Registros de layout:
○ ○ ○ ○ ○ ○ ○
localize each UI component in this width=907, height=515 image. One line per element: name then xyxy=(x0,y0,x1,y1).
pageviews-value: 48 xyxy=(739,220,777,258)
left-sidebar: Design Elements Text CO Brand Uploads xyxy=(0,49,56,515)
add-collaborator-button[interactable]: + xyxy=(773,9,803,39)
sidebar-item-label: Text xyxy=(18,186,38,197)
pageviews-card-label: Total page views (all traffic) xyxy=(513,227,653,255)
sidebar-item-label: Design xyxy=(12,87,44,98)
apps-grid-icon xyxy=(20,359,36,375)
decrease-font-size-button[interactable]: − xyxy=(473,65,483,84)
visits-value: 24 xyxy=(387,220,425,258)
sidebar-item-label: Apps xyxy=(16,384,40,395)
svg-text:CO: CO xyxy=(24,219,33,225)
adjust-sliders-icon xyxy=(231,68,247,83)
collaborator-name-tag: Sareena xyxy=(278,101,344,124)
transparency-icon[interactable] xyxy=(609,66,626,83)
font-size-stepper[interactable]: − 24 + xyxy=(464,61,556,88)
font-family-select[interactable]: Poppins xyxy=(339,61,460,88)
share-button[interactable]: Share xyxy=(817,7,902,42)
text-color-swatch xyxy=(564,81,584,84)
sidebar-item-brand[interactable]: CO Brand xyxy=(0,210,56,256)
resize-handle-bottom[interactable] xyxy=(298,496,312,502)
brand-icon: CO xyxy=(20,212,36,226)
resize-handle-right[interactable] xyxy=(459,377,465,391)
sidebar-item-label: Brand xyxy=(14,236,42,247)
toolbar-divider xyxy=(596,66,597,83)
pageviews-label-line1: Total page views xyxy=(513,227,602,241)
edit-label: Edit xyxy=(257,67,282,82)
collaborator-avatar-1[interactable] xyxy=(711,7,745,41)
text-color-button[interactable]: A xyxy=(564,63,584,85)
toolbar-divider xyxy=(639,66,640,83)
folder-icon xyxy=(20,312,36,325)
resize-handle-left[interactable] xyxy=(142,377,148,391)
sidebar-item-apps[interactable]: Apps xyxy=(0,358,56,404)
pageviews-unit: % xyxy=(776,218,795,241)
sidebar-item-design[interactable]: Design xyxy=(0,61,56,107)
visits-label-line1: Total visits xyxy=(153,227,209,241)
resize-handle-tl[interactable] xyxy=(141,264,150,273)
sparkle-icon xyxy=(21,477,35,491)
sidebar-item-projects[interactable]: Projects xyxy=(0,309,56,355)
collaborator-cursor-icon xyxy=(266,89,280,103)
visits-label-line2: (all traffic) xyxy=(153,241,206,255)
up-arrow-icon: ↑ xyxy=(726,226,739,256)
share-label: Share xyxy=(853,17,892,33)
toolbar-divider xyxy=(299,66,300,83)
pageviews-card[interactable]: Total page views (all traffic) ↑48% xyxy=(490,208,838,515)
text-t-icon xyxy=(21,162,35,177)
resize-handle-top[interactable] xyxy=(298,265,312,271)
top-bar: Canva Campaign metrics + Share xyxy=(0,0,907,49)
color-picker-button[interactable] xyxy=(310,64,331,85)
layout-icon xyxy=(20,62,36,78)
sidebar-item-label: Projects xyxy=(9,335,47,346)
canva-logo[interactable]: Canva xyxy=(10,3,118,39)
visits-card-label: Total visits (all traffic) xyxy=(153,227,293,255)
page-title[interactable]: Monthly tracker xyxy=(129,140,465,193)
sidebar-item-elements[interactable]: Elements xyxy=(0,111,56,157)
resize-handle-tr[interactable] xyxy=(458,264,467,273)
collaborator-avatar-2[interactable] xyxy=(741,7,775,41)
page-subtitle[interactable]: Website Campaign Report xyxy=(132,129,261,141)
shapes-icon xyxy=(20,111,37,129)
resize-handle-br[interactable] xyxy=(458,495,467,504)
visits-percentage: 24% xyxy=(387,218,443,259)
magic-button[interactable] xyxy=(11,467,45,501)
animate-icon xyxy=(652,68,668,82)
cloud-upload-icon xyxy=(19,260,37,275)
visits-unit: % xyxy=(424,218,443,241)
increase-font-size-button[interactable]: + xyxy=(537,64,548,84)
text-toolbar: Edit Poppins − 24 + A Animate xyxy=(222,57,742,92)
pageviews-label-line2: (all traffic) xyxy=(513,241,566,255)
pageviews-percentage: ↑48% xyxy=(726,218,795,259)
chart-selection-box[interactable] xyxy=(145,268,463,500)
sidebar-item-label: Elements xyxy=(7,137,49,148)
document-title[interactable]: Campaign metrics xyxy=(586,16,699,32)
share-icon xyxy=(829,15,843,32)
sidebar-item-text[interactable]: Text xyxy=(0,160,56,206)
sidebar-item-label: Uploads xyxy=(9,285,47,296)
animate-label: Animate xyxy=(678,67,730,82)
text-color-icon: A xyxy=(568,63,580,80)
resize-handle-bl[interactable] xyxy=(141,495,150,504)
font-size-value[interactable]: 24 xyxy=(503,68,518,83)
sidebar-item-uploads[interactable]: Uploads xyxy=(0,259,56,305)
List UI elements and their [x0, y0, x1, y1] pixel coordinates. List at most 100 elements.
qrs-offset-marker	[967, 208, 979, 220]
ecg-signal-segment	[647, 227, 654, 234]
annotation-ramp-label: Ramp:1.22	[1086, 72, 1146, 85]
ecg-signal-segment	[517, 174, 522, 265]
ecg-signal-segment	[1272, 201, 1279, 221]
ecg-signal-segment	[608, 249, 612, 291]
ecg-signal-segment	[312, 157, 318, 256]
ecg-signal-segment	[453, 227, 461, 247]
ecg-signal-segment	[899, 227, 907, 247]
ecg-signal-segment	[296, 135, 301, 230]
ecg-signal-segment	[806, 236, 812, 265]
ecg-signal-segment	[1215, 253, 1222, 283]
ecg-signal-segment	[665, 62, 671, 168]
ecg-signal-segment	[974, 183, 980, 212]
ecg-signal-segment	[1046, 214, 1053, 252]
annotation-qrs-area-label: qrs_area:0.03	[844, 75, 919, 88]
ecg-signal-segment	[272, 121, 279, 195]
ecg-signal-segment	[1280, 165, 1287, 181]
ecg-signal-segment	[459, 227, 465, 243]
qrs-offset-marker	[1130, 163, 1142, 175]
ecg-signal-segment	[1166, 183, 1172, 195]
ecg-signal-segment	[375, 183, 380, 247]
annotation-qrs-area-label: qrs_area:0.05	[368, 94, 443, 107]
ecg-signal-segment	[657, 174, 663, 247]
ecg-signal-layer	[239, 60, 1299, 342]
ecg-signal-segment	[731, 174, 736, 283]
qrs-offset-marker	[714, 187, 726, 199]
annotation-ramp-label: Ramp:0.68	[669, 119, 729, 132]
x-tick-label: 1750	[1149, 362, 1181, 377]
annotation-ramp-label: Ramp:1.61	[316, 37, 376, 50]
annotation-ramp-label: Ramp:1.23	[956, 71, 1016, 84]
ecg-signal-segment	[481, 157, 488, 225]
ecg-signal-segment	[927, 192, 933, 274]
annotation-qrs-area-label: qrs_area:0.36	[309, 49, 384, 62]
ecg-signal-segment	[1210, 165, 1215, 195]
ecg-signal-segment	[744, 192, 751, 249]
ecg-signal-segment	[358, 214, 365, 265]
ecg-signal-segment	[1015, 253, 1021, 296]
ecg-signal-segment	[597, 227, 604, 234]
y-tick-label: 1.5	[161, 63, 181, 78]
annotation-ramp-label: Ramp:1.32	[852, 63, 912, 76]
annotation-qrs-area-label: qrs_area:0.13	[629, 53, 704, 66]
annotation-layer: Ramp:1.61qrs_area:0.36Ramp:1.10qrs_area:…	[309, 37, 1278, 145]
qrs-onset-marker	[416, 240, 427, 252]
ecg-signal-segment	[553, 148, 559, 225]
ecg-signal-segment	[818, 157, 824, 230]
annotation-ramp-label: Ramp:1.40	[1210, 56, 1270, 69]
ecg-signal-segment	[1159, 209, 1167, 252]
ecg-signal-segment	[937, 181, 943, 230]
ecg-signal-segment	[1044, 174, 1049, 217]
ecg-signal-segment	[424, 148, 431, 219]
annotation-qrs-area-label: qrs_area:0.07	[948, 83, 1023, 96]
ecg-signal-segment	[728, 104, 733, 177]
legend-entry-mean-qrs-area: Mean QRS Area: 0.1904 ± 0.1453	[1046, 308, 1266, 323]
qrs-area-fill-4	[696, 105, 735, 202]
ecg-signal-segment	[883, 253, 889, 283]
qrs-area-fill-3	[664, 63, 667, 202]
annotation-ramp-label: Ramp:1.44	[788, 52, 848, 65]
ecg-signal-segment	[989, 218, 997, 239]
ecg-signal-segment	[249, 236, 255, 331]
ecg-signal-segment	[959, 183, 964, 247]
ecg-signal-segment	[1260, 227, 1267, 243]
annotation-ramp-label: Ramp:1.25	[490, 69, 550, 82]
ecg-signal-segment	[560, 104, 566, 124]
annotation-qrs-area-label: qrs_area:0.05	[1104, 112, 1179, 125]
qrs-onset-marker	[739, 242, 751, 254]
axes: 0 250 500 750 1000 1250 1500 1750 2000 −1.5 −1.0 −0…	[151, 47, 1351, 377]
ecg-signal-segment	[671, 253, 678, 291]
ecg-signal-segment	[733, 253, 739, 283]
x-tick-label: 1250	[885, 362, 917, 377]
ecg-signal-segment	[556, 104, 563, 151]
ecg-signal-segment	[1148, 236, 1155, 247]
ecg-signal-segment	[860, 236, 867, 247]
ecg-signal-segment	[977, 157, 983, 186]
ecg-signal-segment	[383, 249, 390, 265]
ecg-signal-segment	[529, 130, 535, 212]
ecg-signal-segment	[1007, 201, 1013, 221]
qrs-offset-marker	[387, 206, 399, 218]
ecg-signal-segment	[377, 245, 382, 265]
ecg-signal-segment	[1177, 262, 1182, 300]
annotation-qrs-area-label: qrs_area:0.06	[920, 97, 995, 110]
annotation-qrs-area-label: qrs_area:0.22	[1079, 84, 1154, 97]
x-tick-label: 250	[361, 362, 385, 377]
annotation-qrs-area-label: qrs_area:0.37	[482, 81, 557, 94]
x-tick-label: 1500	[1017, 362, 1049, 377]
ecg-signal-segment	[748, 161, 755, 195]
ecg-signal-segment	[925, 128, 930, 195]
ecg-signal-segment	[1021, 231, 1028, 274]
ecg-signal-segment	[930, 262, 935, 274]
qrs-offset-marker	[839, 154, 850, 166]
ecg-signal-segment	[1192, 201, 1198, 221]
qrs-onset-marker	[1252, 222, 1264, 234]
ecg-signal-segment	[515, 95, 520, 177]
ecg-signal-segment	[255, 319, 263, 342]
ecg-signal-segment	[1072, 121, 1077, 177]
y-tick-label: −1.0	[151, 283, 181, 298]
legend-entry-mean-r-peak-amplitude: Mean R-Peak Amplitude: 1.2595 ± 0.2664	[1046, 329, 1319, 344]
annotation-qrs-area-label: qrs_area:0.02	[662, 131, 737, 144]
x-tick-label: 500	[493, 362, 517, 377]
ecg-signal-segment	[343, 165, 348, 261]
○ ○ ○ ○ ○ ○ ○
Tarefa a fazer:
Diga quantas linhas da listagem contêm a palavra "legend", diferenciando maiúsculas de minúsculas, e responda apenas com o número.

Tarefa concluída:
2